*** Records for the exercise ***

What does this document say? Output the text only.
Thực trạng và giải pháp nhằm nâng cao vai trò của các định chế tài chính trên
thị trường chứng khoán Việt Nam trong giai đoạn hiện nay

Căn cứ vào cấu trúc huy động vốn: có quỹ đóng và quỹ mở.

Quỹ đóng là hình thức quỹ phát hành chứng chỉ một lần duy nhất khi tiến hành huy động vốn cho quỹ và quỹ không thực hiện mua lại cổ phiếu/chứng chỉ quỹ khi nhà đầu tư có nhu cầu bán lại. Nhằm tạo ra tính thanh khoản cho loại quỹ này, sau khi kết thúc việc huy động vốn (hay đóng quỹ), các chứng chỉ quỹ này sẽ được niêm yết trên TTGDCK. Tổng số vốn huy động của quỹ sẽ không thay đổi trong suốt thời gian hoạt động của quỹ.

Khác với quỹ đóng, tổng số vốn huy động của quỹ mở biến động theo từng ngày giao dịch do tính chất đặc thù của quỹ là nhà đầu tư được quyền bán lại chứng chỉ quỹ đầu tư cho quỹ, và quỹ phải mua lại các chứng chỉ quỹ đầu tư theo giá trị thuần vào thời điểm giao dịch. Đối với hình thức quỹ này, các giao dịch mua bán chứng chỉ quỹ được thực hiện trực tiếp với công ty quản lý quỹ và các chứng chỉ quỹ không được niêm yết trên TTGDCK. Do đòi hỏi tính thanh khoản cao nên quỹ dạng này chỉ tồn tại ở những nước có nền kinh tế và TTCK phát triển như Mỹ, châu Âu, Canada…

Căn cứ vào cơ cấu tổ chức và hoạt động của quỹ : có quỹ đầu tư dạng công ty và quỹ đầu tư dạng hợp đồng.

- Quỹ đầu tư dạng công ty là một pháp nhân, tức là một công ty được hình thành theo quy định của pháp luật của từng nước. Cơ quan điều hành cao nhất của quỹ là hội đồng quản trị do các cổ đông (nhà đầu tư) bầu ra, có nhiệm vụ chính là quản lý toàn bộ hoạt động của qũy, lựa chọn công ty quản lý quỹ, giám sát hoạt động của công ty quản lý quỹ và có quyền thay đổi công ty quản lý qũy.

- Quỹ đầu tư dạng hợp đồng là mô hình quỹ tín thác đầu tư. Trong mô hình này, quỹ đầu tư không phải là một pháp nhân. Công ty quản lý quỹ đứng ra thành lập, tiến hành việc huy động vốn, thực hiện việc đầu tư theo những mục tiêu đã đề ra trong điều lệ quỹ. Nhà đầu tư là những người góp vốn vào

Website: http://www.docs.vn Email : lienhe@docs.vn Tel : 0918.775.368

***

◆ Task goal ◆
Reproduce all data above, unchanged.

◆ Exercise result ◆
What does this document say? Output the text only.
Thực trạng và giải pháp nhằm nâng cao vai trò của các định chế tài chính trên
thị trường chứng khoán Việt Nam trong giai đoạn hiện nay

Căn cứ vào cấu trúc huy động vốn: có quỹ đóng và quỹ mở.

Quỹ đóng là hình thức quỹ phát hành chứng chỉ một lần duy nhất khi tiến hành huy động vốn cho quỹ và quỹ không thực hiện mua lại cổ phiếu/chứng chỉ quỹ khi nhà đầu tư có nhu cầu bán lại. Nhằm tạo ra tính thanh khoản cho loại quỹ này, sau khi kết thúc việc huy động vốn (hay đóng quỹ), các chứng chỉ quỹ này sẽ được niêm yết trên TTGDCK. Tổng số vốn huy động của quỹ sẽ không thay đổi trong suốt thời gian hoạt động của quỹ.

Khác với quỹ đóng, tổng số vốn huy động của quỹ mở biến động theo từng ngày giao dịch do tính chất đặc thù của quỹ là nhà đầu tư được quyền bán lại chứng chỉ quỹ đầu tư cho quỹ, và quỹ phải mua lại các chứng chỉ quỹ đầu tư theo giá trị thuần vào thời điểm giao dịch. Đối với hình thức quỹ này, các giao dịch mua bán chứng chỉ quỹ được thực hiện trực tiếp với công ty quản lý quỹ và các chứng chỉ quỹ không được niêm yết trên TTGDCK. Do đòi hỏi tính thanh khoản cao nên quỹ dạng này chỉ tồn tại ở những nước có nền kinh tế và TTCK phát triển như Mỹ, châu Âu, Canada…

Căn cứ vào cơ cấu tổ chức và hoạt động của quỹ : có quỹ đầu tư dạng công ty và quỹ đầu tư dạng hợp đồng.

- Quỹ đầu tư dạng công ty là một pháp nhân, tức là một công ty được hình thành theo quy định của pháp luật của từng nước. Cơ quan điều hành cao nhất của quỹ là hội đồng quản trị do các cổ đông (nhà đầu tư) bầu ra, có nhiệm vụ chính là quản lý toàn bộ hoạt động của qũy, lựa chọn công ty quản lý quỹ, giám sát hoạt động của công ty quản lý quỹ và có quyền thay đổi công ty quản lý qũy.

- Quỹ đầu tư dạng hợp đồng là mô hình quỹ tín thác đầu tư. Trong mô hình này, quỹ đầu tư không phải là một pháp nhân. Công ty quản lý quỹ đứng ra thành lập, tiến hành việc huy động vốn, thực hiện việc đầu tư theo những mục tiêu đã đề ra trong điều lệ quỹ. Nhà đầu tư là những người góp vốn vào

Website: http://www.docs.vn Email : lienhe@docs.vn Tel : 0918.775.368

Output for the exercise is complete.